■ Exercise goal
Output the full material exactly as it appears here.

(Items from a dataset)
▽

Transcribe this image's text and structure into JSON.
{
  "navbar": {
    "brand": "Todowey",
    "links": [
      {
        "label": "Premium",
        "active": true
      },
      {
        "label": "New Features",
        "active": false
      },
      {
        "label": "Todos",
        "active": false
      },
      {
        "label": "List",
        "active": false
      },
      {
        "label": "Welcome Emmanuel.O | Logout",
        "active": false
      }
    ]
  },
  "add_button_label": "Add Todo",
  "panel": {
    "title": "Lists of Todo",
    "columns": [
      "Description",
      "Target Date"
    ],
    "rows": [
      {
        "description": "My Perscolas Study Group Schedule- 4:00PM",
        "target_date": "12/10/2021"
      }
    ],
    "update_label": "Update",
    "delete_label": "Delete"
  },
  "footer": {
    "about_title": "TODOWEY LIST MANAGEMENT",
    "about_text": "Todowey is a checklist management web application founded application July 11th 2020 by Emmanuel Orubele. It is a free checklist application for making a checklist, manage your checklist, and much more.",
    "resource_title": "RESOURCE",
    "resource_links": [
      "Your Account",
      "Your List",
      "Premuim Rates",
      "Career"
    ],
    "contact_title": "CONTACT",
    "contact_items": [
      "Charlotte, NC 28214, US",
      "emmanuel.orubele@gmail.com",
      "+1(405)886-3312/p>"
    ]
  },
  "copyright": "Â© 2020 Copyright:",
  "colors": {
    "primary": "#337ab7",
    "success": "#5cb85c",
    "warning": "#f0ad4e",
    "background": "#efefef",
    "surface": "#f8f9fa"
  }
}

△

■ Exercise response
Transcribe this image's text and structure into JSON.
{
  "navbar": {
    "brand": "Todowey",
    "links": [
      {
        "label": "Premium",
        "active": true
      },
      {
        "label": "New Features",
        "active": false
      },
      {
        "label": "Todos",
        "active": false
      },
      {
        "label": "List",
        "active": false
      },
      {
        "label": "Welcome Emmanuel.O | Logout",
        "active": false
      }
    ]
  },
  "add_button_label": "Add Todo",
  "panel": {
    "title": "Lists of Todo",
    "columns": [
      "Description",
      "Target Date"
    ],
    "rows": [
      {
        "description": "My Perscolas Study Group Schedule- 4:00PM",
        "target_date": "12/10/2021"
      }
    ],
    "update_label": "Update",
    "delete_label": "Delete"
  },
  "footer": {
    "about_title": "TODOWEY LIST MANAGEMENT",
    "about_text": "Todowey is a checklist management web application founded application July 11th 2020 by Emmanuel Orubele. It is a free checklist application for making a checklist, manage your checklist, and much more.",
    "resource_title": "RESOURCE",
    "resource_links": [
      "Your Account",
      "Your List",
      "Premuim Rates",
      "Career"
    ],
    "contact_title": "CONTACT",
    "contact_items": [
      "Charlotte, NC 28214, US",
      "emmanuel.orubele@gmail.com",
      "+1(405)886-3312/p>"
    ]
  },
  "copyright": "Â© 2020 Copyright:",
  "colors": {
    "primary": "#337ab7",
    "success": "#5cb85c",
    "warning": "#f0ad4e",
    "background": "#efefef",
    "surface": "#f8f9fa"
  }
}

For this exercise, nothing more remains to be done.